(What needs to be done): For every line in the records that has the word "open", make a copy.
:::
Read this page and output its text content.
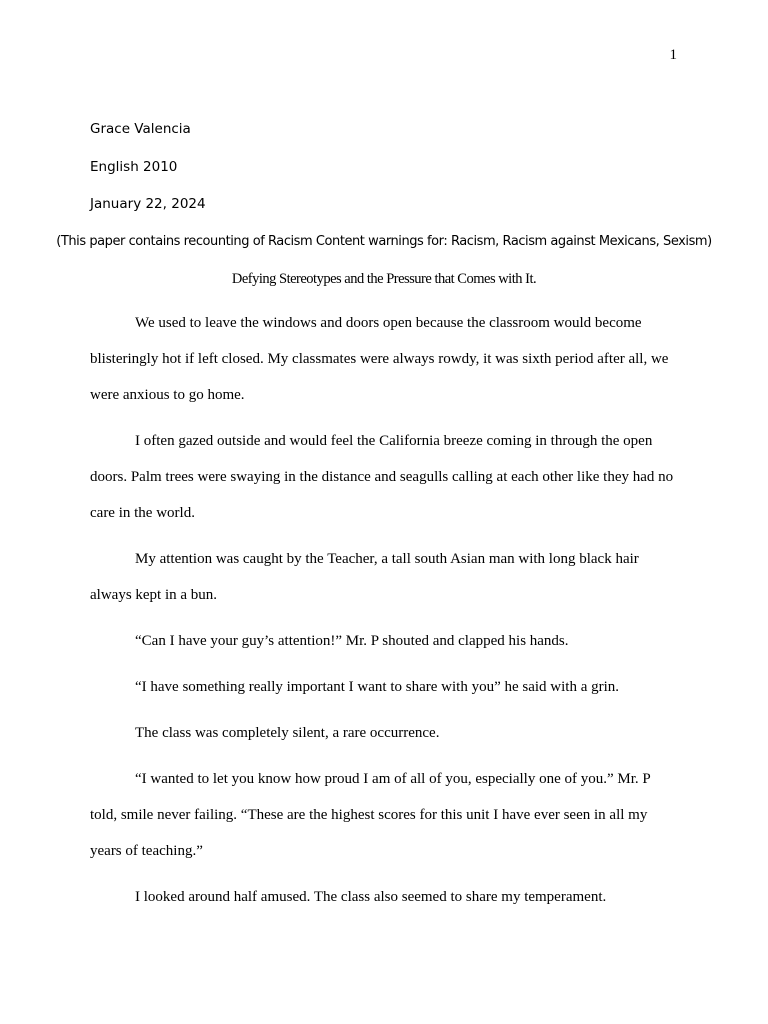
1
Grace Valencia
English 2010
January 22, 2024
(This paper contains recounting of Racism Content warnings for: Racism, Racism against Mexicans, Sexism)
Defying Stereotypes and the Pressure that Comes with It.

We used to leave the windows and doors open because the classroom would become blisteringly hot if left closed. My classmates were always rowdy, it was sixth period after all, we were anxious to go home.

I often gazed outside and would feel the California breeze coming in through the open doors. Palm trees were swaying in the distance and seagulls calling at each other like they had no care in the world.

My attention was caught by the Teacher, a tall south Asian man with long black hair always kept in a bun.

“Can I have your guy’s attention!” Mr. P shouted and clapped his hands.

“I have something really important I want to share with you” he said with a grin.

The class was completely silent, a rare occurrence.

“I wanted to let you know how proud I am of all of you, especially one of you.” Mr. P told, smile never failing. “These are the highest scores for this unit I have ever seen in all my years of teaching.”

I looked around half amused. The class also seemed to share my temperament.
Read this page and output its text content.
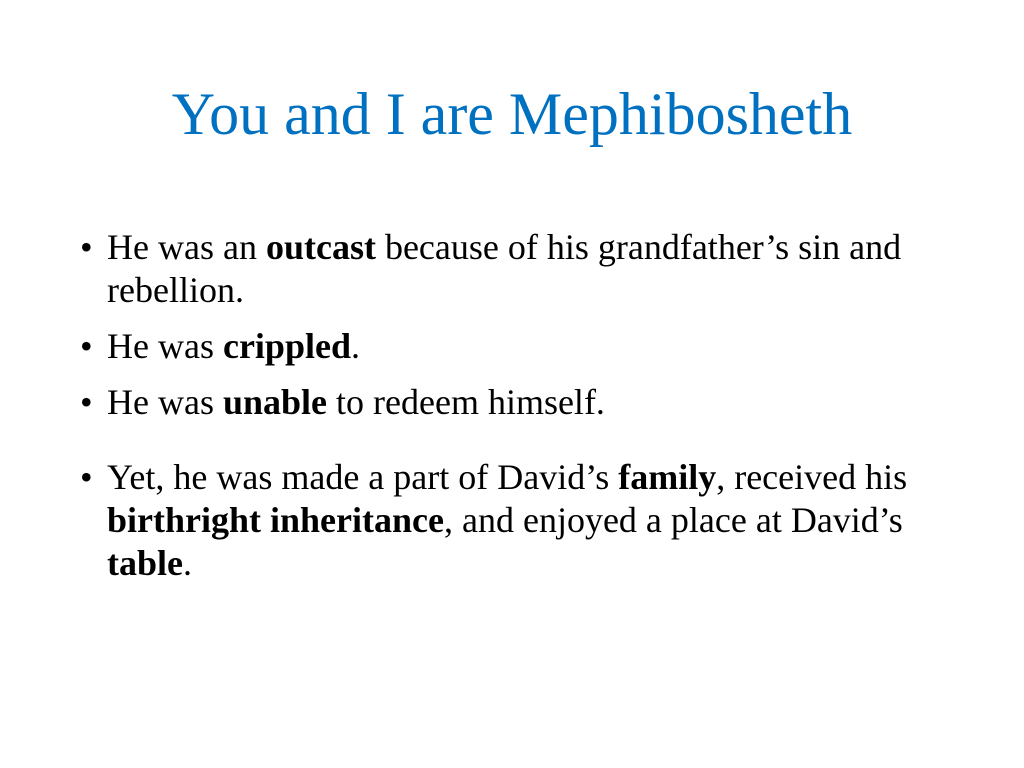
You and I are Mephibosheth
• He was an outcast because of his grandfather’s sin and rebellion.
• He was crippled.
• He was unable to redeem himself.
• Yet, he was made a part of David’s family, received his birthright inheritance, and enjoyed a place at David’s table.
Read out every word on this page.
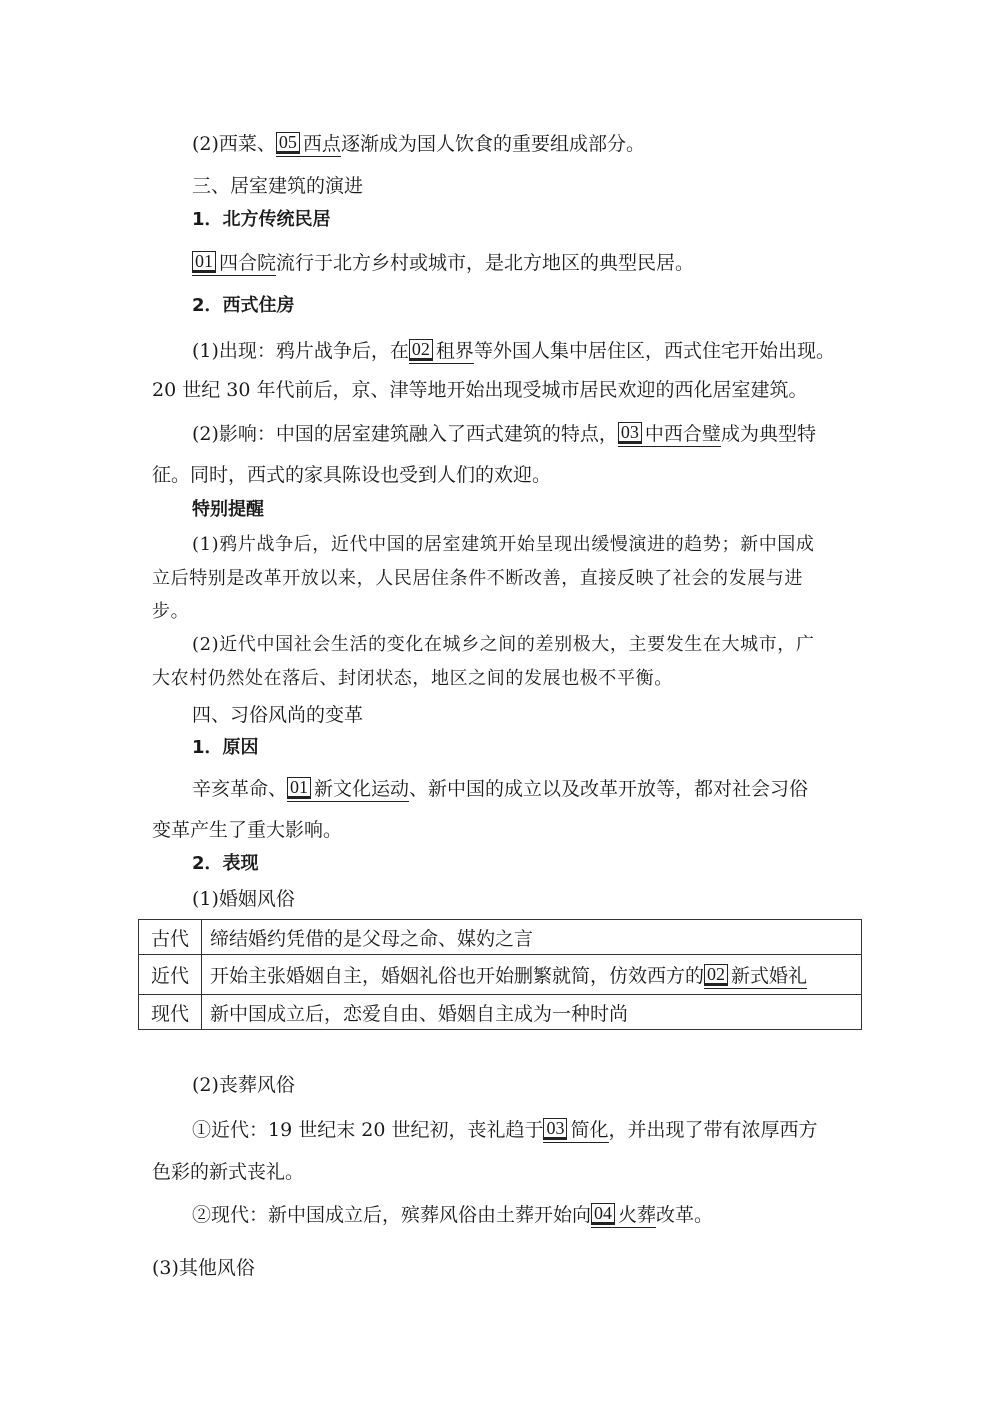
(2)西菜、 05 西点逐渐成为国人饮食的重要组成部分。
三、居室建筑的演进
1．北方传统民居
01 四合院流行于北方乡村或城市，是北方地区的典型民居。
2．西式住房
(1)出现：鸦片战争后，在 02 租界等外国人集中居住区，西式住宅开始出现。
20 世纪 30 年代前后，京、津等地开始出现受城市居民欢迎的西化居室建筑。
(2)影响：中国的居室建筑融入了西式建筑的特点， 03 中西合璧成为典型特
征。同时，西式的家具陈设也受到人们的欢迎。
特别提醒
(1)鸦片战争后，近代中国的居室建筑开始呈现出缓慢演进的趋势；新中国成
立后特别是改革开放以来，人民居住条件不断改善，直接反映了社会的发展与进
步。
(2)近代中国社会生活的变化在城乡之间的差别极大，主要发生在大城市，广
大农村仍然处在落后、封闭状态，地区之间的发展也极不平衡。
四、习俗风尚的变革
1．原因
辛亥革命、 01 新文化运动、新中国的成立以及改革开放等，都对社会习俗
变革产生了重大影响。
2．表现
(1)婚姻风俗
古代	缔结婚约凭借的是父母之命、媒妁之言
近代	开始主张婚姻自主，婚姻礼俗也开始删繁就简，仿效西方的 02 新式婚礼
现代	新中国成立后，恋爱自由、婚姻自主成为一种时尚
(2)丧葬风俗
①近代：19 世纪末 20 世纪初，丧礼趋于 03 简化，并出现了带有浓厚西方
色彩的新式丧礼。
②现代：新中国成立后，殡葬风俗由土葬开始向 04 火葬改革。
(3)其他风俗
:::
(Complete output):
We used to leave the windows and doors open because the classroom would become blisteringly hot if left closed. My classmates were always rowdy, it was sixth period after all, we were anxious to go home.
I often gazed outside and would feel the California breeze coming in through the open doors. Palm trees were swaying in the distance and seagulls calling at each other like they had no care in the world.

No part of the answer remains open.